_Supplied information:_
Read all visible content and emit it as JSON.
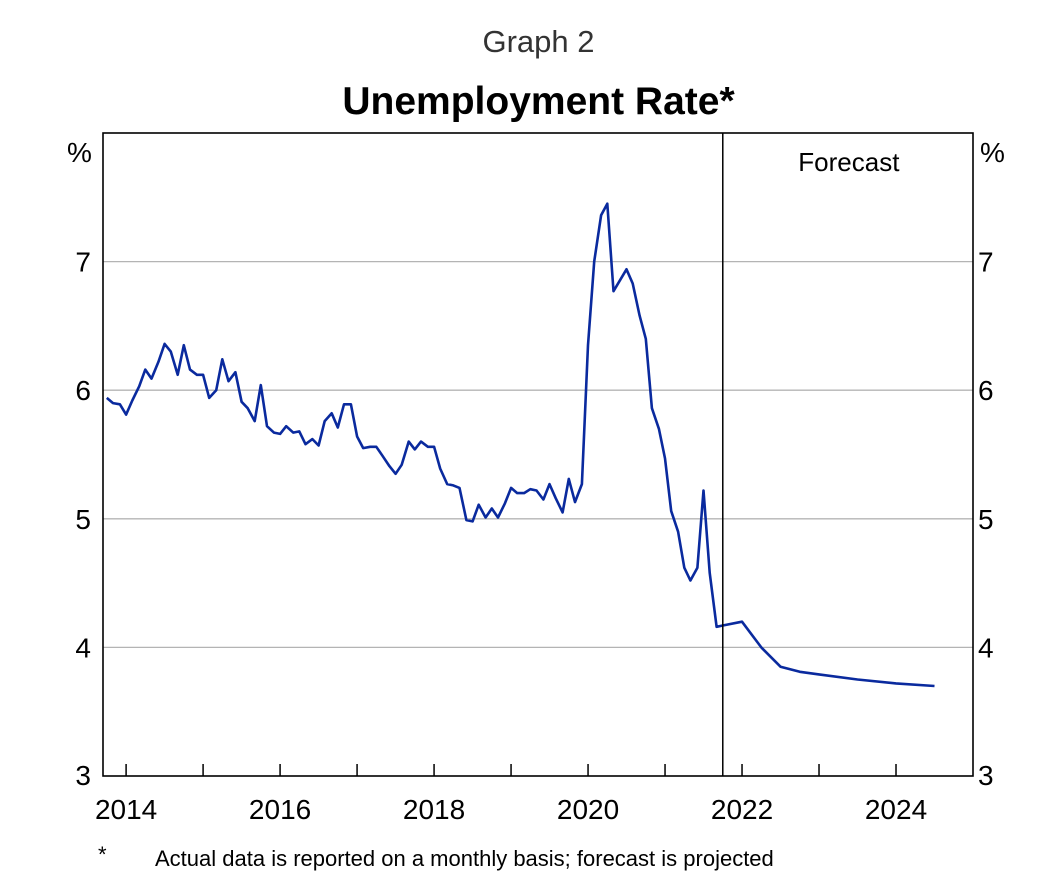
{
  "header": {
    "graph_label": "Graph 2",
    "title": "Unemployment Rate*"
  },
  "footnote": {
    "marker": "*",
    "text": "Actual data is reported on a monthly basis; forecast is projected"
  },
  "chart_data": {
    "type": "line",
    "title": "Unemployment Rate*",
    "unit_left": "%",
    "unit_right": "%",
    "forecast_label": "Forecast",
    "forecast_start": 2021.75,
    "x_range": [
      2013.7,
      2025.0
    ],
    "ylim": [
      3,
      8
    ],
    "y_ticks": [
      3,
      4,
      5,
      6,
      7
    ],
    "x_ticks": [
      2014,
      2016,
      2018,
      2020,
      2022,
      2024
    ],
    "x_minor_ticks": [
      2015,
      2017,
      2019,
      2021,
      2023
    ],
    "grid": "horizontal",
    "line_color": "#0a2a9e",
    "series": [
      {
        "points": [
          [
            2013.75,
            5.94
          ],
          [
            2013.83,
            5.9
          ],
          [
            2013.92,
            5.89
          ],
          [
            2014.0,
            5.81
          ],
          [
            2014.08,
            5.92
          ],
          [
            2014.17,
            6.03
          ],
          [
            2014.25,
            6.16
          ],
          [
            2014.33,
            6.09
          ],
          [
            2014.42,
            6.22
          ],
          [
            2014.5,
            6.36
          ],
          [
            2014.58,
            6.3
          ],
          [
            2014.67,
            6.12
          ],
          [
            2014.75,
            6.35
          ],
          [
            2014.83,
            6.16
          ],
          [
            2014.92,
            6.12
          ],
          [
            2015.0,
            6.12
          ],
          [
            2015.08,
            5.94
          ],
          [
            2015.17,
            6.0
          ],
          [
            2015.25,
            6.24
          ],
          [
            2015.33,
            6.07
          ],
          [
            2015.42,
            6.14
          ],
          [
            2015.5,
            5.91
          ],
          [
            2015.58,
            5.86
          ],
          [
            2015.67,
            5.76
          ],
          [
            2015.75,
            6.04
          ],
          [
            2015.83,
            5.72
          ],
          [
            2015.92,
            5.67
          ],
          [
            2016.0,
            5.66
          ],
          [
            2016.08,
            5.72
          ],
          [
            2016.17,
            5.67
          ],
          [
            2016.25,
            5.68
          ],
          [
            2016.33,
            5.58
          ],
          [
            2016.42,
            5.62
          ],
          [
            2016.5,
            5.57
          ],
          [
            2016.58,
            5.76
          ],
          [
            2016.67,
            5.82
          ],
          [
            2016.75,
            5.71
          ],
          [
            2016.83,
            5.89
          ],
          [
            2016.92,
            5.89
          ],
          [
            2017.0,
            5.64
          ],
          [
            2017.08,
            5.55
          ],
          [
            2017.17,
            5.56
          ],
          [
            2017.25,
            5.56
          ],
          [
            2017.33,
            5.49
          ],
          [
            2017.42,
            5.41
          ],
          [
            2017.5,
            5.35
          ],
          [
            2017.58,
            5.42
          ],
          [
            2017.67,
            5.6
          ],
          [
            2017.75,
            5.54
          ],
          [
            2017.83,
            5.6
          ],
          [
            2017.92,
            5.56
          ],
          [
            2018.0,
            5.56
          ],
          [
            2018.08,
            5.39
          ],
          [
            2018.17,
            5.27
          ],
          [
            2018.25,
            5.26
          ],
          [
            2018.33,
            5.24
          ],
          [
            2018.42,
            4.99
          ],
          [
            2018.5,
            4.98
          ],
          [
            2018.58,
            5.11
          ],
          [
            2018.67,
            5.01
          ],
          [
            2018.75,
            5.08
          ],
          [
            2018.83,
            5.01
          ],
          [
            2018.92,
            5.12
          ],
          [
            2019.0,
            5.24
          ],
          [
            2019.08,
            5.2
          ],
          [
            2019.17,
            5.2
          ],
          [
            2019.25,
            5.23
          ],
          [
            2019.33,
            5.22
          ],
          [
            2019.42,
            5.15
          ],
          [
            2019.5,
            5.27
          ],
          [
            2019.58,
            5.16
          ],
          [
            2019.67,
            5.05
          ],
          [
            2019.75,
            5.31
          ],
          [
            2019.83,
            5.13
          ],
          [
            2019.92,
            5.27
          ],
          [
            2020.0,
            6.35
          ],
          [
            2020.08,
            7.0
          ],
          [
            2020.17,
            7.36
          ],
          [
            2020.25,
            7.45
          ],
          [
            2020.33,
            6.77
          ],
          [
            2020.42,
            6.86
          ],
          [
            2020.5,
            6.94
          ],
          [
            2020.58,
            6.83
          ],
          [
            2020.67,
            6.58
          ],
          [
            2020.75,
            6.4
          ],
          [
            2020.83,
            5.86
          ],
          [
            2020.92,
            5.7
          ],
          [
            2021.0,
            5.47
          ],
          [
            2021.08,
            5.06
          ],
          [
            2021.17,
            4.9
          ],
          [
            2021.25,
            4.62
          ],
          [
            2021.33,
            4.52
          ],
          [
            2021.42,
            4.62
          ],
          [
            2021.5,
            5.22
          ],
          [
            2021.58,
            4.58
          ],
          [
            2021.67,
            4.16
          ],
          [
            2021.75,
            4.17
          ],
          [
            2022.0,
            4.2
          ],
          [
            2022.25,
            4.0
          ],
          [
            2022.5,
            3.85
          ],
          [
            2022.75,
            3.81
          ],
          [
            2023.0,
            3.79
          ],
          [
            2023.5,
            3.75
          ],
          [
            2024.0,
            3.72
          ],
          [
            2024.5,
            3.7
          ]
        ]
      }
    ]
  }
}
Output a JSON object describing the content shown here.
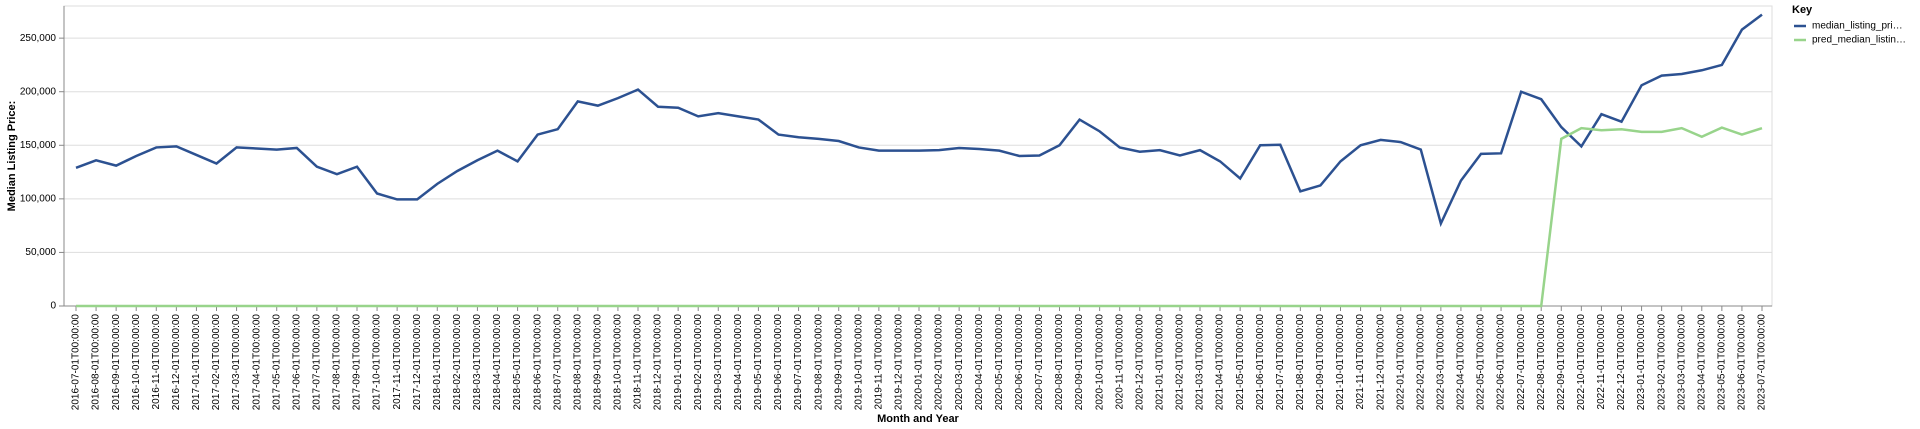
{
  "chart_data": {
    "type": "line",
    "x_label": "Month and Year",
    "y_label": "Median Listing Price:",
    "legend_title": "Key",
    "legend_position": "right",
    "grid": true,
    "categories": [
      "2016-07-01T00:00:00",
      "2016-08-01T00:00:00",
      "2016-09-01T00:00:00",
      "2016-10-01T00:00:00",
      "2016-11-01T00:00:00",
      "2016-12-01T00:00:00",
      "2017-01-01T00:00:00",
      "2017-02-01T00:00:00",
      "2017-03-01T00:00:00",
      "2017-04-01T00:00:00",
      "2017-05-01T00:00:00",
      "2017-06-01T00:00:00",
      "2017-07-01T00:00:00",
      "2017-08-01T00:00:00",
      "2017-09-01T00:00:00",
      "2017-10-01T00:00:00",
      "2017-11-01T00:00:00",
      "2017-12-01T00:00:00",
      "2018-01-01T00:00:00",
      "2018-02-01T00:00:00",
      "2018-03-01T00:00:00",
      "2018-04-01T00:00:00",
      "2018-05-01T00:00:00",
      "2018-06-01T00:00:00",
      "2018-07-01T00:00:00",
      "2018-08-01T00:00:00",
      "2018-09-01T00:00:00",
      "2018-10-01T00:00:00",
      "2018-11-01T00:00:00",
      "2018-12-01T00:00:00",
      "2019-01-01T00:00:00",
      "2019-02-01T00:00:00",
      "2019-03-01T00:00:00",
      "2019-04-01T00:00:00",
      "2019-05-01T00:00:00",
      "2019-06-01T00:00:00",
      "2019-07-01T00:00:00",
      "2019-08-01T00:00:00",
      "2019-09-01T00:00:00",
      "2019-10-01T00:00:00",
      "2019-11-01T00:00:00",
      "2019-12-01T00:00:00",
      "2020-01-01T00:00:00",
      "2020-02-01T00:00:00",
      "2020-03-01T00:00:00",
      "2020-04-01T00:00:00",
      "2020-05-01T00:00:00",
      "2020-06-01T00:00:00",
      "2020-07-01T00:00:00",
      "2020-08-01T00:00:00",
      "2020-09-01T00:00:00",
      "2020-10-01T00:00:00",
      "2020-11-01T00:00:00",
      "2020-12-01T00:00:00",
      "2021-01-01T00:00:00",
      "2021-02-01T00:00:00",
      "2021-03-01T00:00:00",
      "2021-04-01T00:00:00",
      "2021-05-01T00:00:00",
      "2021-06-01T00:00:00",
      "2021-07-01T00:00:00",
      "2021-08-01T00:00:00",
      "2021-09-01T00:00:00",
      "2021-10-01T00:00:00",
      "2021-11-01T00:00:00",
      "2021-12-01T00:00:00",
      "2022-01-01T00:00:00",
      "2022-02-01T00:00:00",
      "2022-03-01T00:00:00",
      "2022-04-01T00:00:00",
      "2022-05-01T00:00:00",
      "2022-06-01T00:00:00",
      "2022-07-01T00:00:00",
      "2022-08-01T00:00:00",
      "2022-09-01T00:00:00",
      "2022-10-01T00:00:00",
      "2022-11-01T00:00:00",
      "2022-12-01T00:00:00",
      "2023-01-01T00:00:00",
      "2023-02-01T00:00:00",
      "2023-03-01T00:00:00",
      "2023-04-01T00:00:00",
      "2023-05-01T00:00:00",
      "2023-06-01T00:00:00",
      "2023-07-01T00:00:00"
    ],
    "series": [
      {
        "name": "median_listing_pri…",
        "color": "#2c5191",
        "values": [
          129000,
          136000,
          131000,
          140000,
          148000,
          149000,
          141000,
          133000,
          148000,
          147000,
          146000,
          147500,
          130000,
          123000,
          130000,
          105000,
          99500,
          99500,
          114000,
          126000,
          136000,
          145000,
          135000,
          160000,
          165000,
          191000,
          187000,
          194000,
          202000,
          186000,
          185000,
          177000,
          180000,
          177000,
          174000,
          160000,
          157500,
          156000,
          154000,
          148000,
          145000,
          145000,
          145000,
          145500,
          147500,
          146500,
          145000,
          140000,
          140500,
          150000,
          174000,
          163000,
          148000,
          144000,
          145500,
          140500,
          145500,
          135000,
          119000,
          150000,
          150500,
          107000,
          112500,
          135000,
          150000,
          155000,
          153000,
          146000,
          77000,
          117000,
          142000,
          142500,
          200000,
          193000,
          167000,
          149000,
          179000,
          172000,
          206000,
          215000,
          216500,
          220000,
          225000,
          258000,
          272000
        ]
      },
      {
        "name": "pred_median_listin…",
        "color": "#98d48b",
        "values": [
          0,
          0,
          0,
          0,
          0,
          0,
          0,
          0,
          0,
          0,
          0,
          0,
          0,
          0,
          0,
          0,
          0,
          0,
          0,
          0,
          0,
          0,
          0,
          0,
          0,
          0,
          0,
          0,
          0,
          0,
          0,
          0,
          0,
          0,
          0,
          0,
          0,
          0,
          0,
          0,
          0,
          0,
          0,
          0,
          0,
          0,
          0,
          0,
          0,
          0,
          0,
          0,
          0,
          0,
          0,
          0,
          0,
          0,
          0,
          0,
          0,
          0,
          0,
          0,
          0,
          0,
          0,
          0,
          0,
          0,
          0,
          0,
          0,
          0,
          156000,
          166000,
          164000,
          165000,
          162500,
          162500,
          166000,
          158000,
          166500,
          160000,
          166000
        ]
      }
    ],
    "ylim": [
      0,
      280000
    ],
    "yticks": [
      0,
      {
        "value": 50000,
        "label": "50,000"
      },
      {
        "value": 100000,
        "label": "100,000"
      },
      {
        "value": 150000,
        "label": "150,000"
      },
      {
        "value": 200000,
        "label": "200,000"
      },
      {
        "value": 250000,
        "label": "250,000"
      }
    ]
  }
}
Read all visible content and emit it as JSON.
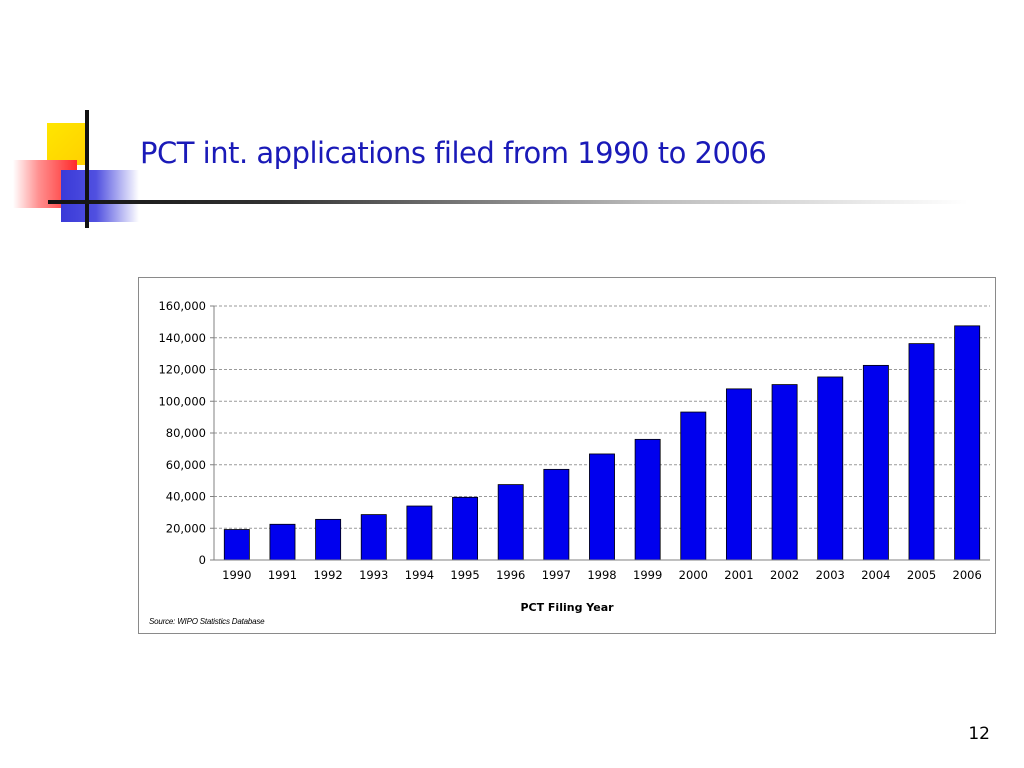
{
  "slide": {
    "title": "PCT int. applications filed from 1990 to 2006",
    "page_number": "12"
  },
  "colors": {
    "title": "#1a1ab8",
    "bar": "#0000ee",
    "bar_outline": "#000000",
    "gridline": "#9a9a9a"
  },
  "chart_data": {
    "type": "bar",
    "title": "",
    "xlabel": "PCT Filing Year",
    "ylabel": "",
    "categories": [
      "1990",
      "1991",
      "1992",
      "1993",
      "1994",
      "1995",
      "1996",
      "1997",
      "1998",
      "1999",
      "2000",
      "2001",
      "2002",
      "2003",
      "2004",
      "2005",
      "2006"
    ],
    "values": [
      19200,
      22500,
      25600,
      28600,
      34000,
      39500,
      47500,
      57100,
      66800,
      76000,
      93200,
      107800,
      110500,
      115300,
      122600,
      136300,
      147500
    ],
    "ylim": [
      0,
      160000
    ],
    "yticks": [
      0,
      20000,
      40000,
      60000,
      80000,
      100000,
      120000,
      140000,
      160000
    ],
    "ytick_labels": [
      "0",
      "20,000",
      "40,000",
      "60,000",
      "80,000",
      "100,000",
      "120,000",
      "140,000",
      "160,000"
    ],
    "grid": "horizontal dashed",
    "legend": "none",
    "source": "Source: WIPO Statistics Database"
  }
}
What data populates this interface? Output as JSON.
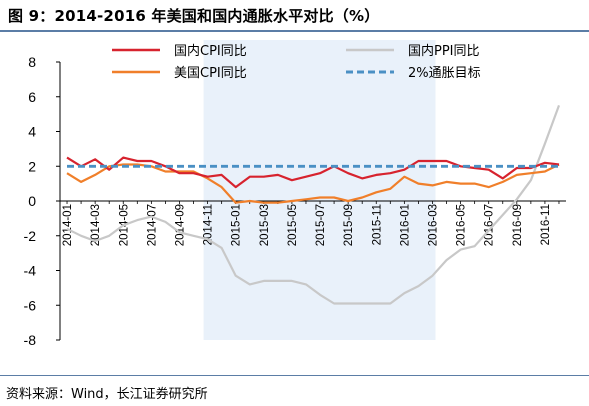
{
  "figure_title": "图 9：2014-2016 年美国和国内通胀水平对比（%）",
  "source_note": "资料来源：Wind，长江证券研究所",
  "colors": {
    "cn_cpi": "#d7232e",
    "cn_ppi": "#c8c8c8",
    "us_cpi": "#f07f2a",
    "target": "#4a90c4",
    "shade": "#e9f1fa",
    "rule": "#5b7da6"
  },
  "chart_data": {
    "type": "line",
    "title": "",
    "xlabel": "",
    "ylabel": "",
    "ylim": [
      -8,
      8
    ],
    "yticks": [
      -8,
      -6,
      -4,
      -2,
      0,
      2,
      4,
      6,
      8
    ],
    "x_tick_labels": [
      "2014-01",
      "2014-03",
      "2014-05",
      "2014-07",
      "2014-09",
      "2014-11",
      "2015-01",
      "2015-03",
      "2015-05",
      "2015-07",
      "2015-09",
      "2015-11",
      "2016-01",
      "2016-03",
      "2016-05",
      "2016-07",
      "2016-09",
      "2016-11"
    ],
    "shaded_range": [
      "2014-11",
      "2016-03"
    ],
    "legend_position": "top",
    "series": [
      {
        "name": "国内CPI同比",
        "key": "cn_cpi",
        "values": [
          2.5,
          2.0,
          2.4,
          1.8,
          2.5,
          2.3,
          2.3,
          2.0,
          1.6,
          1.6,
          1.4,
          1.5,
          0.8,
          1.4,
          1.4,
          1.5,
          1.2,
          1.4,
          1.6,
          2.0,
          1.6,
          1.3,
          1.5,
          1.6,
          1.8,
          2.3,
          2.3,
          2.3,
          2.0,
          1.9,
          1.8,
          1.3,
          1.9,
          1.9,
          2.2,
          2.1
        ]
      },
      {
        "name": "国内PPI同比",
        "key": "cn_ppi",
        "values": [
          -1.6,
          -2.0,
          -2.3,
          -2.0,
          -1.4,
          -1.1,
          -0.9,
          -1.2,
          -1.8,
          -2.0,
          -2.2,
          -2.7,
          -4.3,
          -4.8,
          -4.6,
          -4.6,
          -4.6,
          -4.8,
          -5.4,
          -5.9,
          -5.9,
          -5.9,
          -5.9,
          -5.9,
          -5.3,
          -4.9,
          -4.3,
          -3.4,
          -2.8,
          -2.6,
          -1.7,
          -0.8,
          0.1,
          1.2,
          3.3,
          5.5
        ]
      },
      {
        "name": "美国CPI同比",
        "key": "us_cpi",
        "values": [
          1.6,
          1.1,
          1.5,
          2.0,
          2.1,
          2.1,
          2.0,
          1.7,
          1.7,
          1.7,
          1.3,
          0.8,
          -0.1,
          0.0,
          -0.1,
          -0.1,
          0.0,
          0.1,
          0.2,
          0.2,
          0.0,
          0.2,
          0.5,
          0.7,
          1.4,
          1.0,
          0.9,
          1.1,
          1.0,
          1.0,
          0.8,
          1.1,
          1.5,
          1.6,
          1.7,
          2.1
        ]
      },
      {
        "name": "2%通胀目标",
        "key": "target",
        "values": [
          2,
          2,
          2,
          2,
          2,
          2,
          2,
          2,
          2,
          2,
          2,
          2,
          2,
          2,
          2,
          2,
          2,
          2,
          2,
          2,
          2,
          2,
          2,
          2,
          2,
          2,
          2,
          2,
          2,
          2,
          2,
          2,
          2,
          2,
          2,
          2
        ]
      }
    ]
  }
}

_Given task:_ Gather all lines where the word "Output" appears.

_Exercise response:_
Output a JSON object describing the content shown here.
What data populates this interface? Output as JSON.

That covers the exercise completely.